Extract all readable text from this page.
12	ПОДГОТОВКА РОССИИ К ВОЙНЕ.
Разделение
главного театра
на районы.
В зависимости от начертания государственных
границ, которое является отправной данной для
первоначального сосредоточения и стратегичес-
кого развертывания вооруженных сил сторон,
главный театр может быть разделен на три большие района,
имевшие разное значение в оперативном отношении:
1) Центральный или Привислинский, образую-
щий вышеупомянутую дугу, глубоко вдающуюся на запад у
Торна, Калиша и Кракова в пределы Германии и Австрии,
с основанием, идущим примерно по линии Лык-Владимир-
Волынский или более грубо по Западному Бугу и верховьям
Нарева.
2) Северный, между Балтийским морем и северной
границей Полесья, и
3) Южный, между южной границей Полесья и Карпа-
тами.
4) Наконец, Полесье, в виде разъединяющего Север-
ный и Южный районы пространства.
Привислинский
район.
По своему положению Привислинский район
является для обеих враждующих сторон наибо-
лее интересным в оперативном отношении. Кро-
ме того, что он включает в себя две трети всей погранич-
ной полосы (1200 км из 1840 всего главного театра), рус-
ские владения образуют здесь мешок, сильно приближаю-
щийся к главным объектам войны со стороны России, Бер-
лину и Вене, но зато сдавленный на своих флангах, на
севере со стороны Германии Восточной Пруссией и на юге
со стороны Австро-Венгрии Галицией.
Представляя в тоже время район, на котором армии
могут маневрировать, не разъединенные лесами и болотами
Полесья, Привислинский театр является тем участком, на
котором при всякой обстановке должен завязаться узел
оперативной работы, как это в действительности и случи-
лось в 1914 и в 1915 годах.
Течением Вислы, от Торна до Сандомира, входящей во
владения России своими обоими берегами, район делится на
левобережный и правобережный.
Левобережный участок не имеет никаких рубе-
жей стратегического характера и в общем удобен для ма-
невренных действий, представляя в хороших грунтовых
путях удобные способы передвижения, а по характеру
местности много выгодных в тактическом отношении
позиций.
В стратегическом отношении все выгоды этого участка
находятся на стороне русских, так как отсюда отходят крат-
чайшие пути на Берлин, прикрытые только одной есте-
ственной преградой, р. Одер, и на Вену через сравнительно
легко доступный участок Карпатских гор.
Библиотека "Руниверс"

▬▬▬▬▬▬▬▬▬▬

| WHAT TO PRODUCE |
Filter the data, keeping only the lines that contain "театра".

| REPLY |
главного театра
ной полосы (1200 км из 1840 всего главного театра), рус-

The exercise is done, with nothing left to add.